__WHAT THE EXERCISE ASKS__:
Quote the material word for word, from its very first line down to and including the line that contains "contour-line [291,305,339,309]".
# # # #
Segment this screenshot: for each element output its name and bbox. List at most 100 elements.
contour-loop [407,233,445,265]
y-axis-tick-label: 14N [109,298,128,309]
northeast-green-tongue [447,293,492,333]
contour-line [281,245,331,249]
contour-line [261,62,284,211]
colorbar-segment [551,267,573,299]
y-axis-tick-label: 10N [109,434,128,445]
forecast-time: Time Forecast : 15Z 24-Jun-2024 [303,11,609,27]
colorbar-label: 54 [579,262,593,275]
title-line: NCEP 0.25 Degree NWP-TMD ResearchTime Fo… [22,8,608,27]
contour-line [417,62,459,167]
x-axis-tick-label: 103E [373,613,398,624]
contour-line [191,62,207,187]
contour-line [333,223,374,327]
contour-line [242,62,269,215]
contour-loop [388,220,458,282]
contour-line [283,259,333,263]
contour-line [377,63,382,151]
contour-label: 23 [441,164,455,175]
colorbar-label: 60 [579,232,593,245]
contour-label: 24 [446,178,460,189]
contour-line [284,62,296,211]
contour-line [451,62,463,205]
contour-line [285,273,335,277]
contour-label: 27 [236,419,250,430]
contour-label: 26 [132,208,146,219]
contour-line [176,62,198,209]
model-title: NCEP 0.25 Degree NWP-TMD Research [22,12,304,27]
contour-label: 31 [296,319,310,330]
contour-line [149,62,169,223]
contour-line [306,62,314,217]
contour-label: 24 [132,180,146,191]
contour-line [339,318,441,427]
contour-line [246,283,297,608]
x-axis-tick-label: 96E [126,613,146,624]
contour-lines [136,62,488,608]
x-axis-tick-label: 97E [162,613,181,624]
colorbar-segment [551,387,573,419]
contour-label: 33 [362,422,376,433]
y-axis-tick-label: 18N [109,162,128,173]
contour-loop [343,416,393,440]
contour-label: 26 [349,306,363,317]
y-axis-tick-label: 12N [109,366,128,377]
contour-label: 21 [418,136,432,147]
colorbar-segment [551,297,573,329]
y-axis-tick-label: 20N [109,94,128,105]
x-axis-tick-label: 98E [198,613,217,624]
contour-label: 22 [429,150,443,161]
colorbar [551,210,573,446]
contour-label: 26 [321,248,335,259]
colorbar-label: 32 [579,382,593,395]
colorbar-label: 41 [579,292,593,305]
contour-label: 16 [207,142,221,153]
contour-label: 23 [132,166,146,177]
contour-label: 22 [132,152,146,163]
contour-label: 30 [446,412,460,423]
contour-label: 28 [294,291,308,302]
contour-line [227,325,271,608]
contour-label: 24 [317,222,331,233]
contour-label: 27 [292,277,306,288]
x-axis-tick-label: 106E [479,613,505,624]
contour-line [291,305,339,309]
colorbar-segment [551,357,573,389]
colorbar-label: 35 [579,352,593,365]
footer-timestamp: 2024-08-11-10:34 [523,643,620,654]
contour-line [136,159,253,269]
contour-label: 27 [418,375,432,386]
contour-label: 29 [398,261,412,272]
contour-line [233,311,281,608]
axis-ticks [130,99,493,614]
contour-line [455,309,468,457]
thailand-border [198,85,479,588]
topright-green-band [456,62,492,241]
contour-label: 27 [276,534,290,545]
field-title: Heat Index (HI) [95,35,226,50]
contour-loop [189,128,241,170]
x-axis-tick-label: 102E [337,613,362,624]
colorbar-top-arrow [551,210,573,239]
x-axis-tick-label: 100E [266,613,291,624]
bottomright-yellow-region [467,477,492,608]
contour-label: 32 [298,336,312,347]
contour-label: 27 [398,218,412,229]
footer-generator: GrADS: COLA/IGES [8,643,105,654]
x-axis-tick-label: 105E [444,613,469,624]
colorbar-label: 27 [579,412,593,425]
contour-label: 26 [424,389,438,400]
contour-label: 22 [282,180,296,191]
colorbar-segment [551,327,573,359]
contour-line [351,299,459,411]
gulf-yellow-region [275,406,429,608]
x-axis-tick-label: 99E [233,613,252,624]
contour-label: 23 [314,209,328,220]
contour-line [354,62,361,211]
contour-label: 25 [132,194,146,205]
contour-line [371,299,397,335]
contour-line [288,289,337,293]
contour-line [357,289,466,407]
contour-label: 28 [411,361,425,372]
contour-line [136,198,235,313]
# # # #
__TASK RESPONSE__:
Segment this screenshot: for each element output its name and bbox. List at most 100 elements.
contour-loop [407,233,445,265]
y-axis-tick-label: 14N [109,298,128,309]
northeast-green-tongue [447,293,492,333]
contour-line [281,245,331,249]
contour-line [261,62,284,211]
colorbar-segment [551,267,573,299]
y-axis-tick-label: 10N [109,434,128,445]
forecast-time: Time Forecast : 15Z 24-Jun-2024 [303,11,609,27]
colorbar-label: 54 [579,262,593,275]
title-line: NCEP 0.25 Degree NWP-TMD ResearchTime Fo… [22,8,608,27]
contour-line [417,62,459,167]
x-axis-tick-label: 103E [373,613,398,624]
contour-line [191,62,207,187]
contour-line [333,223,374,327]
contour-line [242,62,269,215]
contour-loop [388,220,458,282]
contour-line [283,259,333,263]
contour-line [377,63,382,151]
contour-label: 23 [441,164,455,175]
colorbar-label: 60 [579,232,593,245]
contour-label: 24 [446,178,460,189]
contour-line [284,62,296,211]
contour-line [451,62,463,205]
contour-line [285,273,335,277]
contour-label: 27 [236,419,250,430]
contour-label: 26 [132,208,146,219]
contour-line [176,62,198,209]
model-title: NCEP 0.25 Degree NWP-TMD Research [22,12,304,27]
contour-label: 31 [296,319,310,330]
contour-line [149,62,169,223]
contour-line [306,62,314,217]
contour-label: 24 [132,180,146,191]
contour-line [339,318,441,427]
contour-line [246,283,297,608]
x-axis-tick-label: 96E [126,613,146,624]
contour-lines [136,62,488,608]
x-axis-tick-label: 97E [162,613,181,624]
colorbar-segment [551,387,573,419]
contour-label: 33 [362,422,376,433]
y-axis-tick-label: 18N [109,162,128,173]
contour-loop [343,416,393,440]
contour-label: 26 [349,306,363,317]
y-axis-tick-label: 12N [109,366,128,377]
contour-label: 21 [418,136,432,147]
colorbar-segment [551,297,573,329]
y-axis-tick-label: 20N [109,94,128,105]
x-axis-tick-label: 98E [198,613,217,624]
contour-label: 22 [429,150,443,161]
colorbar [551,210,573,446]
contour-label: 26 [321,248,335,259]
colorbar-label: 32 [579,382,593,395]
colorbar-label: 41 [579,292,593,305]
contour-label: 16 [207,142,221,153]
contour-label: 23 [132,166,146,177]
contour-label: 22 [132,152,146,163]
contour-label: 30 [446,412,460,423]
contour-label: 28 [294,291,308,302]
contour-line [227,325,271,608]
contour-label: 24 [317,222,331,233]
contour-label: 27 [292,277,306,288]
x-axis-tick-label: 106E [479,613,505,624]
contour-line [291,305,339,309]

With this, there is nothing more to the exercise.